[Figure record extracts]
-=-=-=-=-

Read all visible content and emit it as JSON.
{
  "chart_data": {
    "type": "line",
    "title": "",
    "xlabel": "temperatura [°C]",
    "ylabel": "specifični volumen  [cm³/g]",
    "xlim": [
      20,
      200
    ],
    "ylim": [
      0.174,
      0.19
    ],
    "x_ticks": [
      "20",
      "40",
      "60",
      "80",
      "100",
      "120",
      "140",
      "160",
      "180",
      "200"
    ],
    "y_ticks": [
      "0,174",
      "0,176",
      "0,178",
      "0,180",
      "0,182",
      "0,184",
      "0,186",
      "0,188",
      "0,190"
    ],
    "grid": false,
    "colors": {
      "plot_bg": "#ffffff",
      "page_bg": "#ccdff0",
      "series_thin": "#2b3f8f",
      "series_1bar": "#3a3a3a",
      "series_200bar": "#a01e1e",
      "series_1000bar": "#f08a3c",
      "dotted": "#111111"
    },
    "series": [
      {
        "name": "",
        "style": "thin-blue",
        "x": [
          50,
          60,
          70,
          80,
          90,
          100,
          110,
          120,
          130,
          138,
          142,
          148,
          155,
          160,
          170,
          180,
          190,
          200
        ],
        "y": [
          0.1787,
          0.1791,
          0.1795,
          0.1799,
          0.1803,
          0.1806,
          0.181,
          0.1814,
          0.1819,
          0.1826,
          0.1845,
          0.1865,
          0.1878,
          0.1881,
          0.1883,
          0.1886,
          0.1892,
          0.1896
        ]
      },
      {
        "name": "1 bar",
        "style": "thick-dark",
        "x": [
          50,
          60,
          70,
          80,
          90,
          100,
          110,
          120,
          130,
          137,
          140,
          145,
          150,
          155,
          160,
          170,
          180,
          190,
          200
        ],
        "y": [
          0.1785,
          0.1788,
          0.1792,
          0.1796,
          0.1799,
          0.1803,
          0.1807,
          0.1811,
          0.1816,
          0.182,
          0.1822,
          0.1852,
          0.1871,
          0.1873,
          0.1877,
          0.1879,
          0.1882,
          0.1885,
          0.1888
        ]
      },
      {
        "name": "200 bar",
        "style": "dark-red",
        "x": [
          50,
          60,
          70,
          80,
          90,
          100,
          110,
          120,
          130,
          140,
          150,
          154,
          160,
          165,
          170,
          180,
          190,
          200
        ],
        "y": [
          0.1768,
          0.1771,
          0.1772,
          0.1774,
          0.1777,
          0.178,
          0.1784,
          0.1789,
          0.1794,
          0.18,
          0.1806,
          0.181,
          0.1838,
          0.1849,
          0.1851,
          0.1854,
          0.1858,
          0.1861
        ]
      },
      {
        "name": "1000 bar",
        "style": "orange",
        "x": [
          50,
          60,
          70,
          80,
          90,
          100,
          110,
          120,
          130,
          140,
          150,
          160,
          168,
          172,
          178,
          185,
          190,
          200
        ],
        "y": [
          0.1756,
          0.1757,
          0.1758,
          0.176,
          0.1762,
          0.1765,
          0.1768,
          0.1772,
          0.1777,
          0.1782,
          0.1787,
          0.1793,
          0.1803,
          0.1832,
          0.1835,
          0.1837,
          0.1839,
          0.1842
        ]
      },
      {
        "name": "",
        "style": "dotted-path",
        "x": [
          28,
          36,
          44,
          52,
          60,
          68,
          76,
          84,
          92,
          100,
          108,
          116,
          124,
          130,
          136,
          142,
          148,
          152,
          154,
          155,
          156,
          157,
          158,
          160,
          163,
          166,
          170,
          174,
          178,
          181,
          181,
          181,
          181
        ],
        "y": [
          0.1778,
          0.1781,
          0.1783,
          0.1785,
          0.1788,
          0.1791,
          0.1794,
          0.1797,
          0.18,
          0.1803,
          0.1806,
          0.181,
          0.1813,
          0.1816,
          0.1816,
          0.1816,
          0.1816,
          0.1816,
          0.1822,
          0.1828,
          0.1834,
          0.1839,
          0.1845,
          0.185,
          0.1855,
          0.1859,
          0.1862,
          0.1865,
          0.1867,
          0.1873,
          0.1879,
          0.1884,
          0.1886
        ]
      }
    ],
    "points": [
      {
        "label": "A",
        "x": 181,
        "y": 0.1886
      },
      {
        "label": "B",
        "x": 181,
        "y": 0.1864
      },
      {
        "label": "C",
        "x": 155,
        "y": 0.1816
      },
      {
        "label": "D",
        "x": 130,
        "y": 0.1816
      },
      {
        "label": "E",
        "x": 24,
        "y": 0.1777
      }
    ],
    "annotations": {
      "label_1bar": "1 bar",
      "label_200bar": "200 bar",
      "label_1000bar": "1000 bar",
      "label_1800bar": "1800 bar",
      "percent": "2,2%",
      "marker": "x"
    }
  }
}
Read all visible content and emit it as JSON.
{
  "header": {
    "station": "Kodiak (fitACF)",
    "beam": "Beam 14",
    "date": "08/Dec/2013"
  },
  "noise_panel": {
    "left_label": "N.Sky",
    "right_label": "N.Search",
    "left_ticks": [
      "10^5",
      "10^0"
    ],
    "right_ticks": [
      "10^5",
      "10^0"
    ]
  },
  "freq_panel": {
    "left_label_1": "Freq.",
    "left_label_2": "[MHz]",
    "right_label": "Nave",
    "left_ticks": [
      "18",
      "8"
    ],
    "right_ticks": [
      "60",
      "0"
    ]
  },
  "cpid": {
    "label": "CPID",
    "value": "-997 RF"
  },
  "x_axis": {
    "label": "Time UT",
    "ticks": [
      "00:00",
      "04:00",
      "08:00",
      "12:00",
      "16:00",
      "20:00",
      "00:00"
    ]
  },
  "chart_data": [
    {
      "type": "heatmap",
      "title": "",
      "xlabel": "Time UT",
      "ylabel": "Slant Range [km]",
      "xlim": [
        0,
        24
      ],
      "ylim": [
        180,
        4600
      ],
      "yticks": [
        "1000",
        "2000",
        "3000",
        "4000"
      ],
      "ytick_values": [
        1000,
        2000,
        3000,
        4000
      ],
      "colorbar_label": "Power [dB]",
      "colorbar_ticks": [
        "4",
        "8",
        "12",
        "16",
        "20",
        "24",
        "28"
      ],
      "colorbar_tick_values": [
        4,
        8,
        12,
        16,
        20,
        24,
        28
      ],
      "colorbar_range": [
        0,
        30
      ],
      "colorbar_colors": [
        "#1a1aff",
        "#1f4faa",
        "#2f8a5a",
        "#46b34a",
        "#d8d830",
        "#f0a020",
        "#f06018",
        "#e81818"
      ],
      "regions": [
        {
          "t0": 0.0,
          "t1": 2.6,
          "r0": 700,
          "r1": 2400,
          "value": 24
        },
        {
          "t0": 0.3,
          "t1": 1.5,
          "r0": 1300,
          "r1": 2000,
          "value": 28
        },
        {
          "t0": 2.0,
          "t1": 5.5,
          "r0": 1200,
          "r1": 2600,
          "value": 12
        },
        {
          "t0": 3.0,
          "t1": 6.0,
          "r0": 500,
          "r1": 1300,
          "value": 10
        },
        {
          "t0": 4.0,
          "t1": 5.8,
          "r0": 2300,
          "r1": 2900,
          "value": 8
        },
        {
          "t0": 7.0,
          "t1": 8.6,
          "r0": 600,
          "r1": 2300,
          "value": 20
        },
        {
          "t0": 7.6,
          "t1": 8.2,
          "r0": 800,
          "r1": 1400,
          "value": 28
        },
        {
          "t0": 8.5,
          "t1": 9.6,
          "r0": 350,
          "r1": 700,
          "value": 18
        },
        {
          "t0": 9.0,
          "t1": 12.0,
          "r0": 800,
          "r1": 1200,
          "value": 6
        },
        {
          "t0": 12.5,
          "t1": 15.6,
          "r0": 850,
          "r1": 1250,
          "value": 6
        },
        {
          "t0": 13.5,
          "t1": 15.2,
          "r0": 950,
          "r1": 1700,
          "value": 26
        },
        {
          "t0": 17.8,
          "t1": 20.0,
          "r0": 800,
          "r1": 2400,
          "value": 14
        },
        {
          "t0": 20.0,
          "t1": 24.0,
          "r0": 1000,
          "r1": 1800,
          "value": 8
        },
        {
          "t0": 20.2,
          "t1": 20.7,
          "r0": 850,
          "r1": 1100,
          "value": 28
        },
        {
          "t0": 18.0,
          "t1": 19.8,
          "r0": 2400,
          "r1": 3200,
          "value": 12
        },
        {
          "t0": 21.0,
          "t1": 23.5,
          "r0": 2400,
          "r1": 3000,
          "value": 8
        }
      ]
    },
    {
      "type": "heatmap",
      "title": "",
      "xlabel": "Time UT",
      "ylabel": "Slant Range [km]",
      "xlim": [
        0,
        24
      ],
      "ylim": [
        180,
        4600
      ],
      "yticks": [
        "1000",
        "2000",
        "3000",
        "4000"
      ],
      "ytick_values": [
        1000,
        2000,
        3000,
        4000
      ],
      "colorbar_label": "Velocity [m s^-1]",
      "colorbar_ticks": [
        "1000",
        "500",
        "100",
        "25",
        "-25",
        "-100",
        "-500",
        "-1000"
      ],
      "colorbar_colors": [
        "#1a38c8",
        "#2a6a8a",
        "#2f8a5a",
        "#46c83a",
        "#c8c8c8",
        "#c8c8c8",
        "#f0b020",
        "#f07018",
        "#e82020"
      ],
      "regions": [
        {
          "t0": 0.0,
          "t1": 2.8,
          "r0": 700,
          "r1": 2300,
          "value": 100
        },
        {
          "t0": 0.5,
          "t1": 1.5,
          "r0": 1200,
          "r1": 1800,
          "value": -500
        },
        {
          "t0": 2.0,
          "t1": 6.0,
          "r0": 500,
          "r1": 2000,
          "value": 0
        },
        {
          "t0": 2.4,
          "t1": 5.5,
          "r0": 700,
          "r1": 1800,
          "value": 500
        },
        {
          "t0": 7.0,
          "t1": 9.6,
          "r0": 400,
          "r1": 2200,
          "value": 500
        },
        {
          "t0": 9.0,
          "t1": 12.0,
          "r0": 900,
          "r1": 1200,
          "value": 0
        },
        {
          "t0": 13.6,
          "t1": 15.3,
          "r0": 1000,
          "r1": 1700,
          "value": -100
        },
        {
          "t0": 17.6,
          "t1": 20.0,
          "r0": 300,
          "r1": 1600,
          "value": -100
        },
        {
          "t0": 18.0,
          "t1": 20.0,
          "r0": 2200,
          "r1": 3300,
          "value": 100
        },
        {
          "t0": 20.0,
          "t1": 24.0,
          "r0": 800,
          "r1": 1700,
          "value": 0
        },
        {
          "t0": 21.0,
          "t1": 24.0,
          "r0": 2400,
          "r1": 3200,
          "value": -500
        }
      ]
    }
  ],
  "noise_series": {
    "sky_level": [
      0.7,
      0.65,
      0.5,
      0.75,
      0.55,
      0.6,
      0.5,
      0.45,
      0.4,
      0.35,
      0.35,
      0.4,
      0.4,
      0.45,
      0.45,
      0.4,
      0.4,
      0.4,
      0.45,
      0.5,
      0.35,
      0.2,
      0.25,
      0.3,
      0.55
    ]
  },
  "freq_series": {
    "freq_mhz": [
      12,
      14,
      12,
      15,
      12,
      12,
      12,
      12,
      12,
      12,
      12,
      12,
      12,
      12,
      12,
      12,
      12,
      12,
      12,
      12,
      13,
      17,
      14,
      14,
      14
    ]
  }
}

-=-=-=-=-

Exercise aim:
Where a line above holds the string "name", show that line.

Result of this task:
        "name": "",
        "name": "1 bar",
        "name": "200 bar",
        "name": "1000 bar",
        "name": "",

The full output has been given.